Written task: Without the pictures, set down the records below word for word.

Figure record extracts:

---*---

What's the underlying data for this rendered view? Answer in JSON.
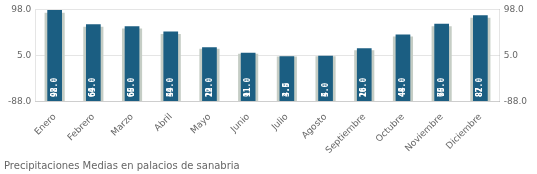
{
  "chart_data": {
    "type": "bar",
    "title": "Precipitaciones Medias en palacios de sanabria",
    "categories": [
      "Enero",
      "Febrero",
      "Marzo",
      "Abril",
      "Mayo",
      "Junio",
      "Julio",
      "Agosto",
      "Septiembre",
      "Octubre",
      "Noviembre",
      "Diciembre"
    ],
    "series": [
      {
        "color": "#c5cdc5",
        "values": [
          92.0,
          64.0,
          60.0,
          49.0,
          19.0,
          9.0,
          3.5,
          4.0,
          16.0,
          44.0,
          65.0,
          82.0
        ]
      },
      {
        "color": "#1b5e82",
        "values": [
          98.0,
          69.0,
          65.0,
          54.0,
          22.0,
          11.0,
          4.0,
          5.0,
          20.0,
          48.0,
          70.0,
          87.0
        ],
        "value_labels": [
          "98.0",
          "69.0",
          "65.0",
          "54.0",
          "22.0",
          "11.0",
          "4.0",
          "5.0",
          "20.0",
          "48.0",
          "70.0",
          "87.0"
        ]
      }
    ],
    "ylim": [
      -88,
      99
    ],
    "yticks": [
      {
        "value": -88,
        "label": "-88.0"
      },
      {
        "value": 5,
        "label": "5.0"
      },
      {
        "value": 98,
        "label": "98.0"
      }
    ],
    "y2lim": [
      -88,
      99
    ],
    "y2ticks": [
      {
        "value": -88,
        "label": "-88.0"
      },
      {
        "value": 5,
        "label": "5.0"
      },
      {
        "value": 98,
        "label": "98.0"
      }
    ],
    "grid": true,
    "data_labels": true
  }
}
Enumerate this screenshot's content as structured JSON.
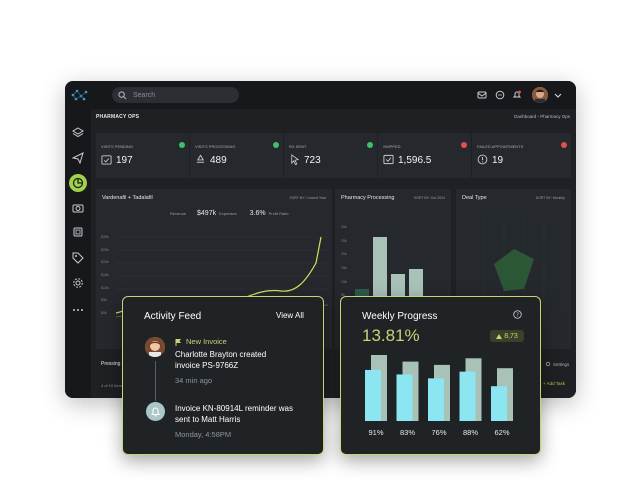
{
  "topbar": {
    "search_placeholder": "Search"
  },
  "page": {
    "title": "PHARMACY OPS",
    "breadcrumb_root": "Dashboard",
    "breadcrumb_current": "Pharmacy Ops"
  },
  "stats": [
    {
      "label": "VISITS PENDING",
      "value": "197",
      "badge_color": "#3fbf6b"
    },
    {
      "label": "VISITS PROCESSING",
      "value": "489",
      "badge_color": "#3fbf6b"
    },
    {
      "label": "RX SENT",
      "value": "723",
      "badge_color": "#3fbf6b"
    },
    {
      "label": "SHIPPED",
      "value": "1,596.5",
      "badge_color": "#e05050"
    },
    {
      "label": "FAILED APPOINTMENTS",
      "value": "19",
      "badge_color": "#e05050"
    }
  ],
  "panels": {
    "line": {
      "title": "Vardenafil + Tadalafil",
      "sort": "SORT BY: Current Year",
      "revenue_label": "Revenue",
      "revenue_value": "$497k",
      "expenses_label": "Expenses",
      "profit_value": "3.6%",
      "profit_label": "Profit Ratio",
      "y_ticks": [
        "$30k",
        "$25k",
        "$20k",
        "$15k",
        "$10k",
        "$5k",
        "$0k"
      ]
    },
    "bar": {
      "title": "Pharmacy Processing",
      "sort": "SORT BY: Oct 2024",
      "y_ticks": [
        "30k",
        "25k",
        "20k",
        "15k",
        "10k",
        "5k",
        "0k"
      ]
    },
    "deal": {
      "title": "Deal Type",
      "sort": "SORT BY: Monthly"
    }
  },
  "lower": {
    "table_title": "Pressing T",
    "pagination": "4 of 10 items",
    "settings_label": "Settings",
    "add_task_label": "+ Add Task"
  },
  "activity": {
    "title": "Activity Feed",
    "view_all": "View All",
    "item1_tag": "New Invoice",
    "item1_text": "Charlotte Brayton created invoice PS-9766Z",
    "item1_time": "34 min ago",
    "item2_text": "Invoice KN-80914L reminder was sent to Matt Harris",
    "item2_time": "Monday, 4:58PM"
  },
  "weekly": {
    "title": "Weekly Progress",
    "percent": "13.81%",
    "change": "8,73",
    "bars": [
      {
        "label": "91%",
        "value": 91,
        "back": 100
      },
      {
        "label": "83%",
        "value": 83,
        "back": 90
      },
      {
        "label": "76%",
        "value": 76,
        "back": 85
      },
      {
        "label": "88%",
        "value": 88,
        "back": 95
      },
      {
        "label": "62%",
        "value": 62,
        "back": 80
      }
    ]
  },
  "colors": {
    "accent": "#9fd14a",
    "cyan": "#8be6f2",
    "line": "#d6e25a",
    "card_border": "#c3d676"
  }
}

---*---

Solution:
What's the underlying data for this rendered view? Answer in JSON.
{
  "chart_data": {
    "type": "bar",
    "title": "Precipitaciones Medias en palacios de sanabria",
    "categories": [
      "Enero",
      "Febrero",
      "Marzo",
      "Abril",
      "Mayo",
      "Junio",
      "Julio",
      "Agosto",
      "Septiembre",
      "Octubre",
      "Noviembre",
      "Diciembre"
    ],
    "series": [
      {
        "color": "#c5cdc5",
        "values": [
          92.0,
          64.0,
          60.0,
          49.0,
          19.0,
          9.0,
          3.5,
          4.0,
          16.0,
          44.0,
          65.0,
          82.0
        ]
      },
      {
        "color": "#1b5e82",
        "values": [
          98.0,
          69.0,
          65.0,
          54.0,
          22.0,
          11.0,
          4.0,
          5.0,
          20.0,
          48.0,
          70.0,
          87.0
        ],
        "value_labels": [
          "98.0",
          "69.0",
          "65.0",
          "54.0",
          "22.0",
          "11.0",
          "4.0",
          "5.0",
          "20.0",
          "48.0",
          "70.0",
          "87.0"
        ]
      }
    ],
    "ylim": [
      -88,
      99
    ],
    "yticks": [
      {
        "value": -88,
        "label": "-88.0"
      },
      {
        "value": 5,
        "label": "5.0"
      },
      {
        "value": 98,
        "label": "98.0"
      }
    ],
    "y2lim": [
      -88,
      99
    ],
    "y2ticks": [
      {
        "value": -88,
        "label": "-88.0"
      },
      {
        "value": 5,
        "label": "5.0"
      },
      {
        "value": 98,
        "label": "98.0"
      }
    ],
    "grid": true,
    "data_labels": true
  }
}
Enumerate this screenshot's content as structured JSON.
{
  "topbar": {
    "search_placeholder": "Search"
  },
  "page": {
    "title": "PHARMACY OPS",
    "breadcrumb_root": "Dashboard",
    "breadcrumb_current": "Pharmacy Ops"
  },
  "stats": [
    {
      "label": "VISITS PENDING",
      "value": "197",
      "badge_color": "#3fbf6b"
    },
    {
      "label": "VISITS PROCESSING",
      "value": "489",
      "badge_color": "#3fbf6b"
    },
    {
      "label": "RX SENT",
      "value": "723",
      "badge_color": "#3fbf6b"
    },
    {
      "label": "SHIPPED",
      "value": "1,596.5",
      "badge_color": "#e05050"
    },
    {
      "label": "FAILED APPOINTMENTS",
      "value": "19",
      "badge_color": "#e05050"
    }
  ],
  "panels": {
    "line": {
      "title": "Vardenafil + Tadalafil",
      "sort": "SORT BY: Current Year",
      "revenue_label": "Revenue",
      "revenue_value": "$497k",
      "expenses_label": "Expenses",
      "profit_value": "3.6%",
      "profit_label": "Profit Ratio",
      "y_ticks": [
        "$30k",
        "$25k",
        "$20k",
        "$15k",
        "$10k",
        "$5k",
        "$0k"
      ]
    },
    "bar": {
      "title": "Pharmacy Processing",
      "sort": "SORT BY: Oct 2024",
      "y_ticks": [
        "30k",
        "25k",
        "20k",
        "15k",
        "10k",
        "5k",
        "0k"
      ]
    },
    "deal": {
      "title": "Deal Type",
      "sort": "SORT BY: Monthly"
    }
  },
  "lower": {
    "table_title": "Pressing T",
    "pagination": "4 of 10 items",
    "settings_label": "Settings",
    "add_task_label": "+ Add Task"
  },
  "activity": {
    "title": "Activity Feed",
    "view_all": "View All",
    "item1_tag": "New Invoice",
    "item1_text": "Charlotte Brayton created invoice PS-9766Z",
    "item1_time": "34 min ago",
    "item2_text": "Invoice KN-80914L reminder was sent to Matt Harris",
    "item2_time": "Monday, 4:58PM"
  },
  "weekly": {
    "title": "Weekly Progress",
    "percent": "13.81%",
    "change": "8,73",
    "bars": [
      {
        "label": "91%",
        "value": 91,
        "back": 100
      },
      {
        "label": "83%",
        "value": 83,
        "back": 90
      },
      {
        "label": "76%",
        "value": 76,
        "back": 85
      },
      {
        "label": "88%",
        "value": 88,
        "back": 95
      },
      {
        "label": "62%",
        "value": 62,
        "back": 80
      }
    ]
  },
  "colors": {
    "accent": "#9fd14a",
    "cyan": "#8be6f2",
    "line": "#d6e25a",
    "card_border": "#c3d676"
  }
}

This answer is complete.